=== Available data ===
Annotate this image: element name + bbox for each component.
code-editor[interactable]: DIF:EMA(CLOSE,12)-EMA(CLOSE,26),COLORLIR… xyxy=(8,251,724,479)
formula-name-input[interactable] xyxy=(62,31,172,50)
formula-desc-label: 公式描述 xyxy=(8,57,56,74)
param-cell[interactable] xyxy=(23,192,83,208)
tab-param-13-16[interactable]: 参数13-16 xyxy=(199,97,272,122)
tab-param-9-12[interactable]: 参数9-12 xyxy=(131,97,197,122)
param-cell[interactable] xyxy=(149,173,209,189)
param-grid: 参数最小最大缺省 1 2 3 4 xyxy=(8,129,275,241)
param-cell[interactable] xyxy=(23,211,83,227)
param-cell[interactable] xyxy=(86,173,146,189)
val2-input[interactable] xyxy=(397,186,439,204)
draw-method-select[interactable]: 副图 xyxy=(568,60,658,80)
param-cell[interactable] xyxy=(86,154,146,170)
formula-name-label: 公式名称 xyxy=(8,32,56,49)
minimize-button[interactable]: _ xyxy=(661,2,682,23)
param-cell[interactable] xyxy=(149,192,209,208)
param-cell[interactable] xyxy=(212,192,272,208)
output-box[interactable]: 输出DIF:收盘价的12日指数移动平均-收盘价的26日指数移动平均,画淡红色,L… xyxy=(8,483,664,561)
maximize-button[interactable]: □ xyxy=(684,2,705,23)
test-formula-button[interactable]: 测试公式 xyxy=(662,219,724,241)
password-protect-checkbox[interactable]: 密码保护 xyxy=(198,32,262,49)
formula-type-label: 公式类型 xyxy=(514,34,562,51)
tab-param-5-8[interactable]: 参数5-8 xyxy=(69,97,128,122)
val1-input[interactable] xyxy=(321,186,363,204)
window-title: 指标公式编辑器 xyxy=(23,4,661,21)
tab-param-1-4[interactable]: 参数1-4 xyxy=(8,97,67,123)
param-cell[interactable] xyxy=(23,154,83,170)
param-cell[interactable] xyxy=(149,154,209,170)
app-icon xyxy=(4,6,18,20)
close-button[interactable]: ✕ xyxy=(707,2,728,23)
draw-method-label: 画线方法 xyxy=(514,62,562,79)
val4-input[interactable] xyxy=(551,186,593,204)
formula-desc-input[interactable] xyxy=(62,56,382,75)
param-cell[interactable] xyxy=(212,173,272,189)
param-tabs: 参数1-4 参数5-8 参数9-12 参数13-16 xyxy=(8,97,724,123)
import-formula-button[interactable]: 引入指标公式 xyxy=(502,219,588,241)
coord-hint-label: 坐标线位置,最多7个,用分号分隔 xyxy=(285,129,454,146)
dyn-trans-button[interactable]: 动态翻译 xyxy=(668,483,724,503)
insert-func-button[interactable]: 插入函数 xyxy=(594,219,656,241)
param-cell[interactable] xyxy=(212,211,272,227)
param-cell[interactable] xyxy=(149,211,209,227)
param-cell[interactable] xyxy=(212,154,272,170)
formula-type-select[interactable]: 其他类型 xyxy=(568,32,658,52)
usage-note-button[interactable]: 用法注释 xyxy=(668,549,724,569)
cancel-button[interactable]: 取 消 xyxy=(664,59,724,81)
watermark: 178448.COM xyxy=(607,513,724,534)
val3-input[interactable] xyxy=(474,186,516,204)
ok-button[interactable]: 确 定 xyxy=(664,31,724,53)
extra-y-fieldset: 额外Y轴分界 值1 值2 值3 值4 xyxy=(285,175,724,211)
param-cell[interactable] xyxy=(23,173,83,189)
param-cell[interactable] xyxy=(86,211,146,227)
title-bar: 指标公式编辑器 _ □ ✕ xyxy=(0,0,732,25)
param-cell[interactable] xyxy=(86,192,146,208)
===
Brief
Pull out each line in the records that contains the string "label", treating uppercase and lowercase as different.

Solution for this task
formula-desc-label: 公式描述 xyxy=(8,57,56,74)
formula-name-label: 公式名称 xyxy=(8,32,56,49)
formula-type-label: 公式类型 xyxy=(514,34,562,51)
draw-method-label: 画线方法 xyxy=(514,62,562,79)
coord-hint-label: 坐标线位置,最多7个,用分号分隔 xyxy=(285,129,454,146)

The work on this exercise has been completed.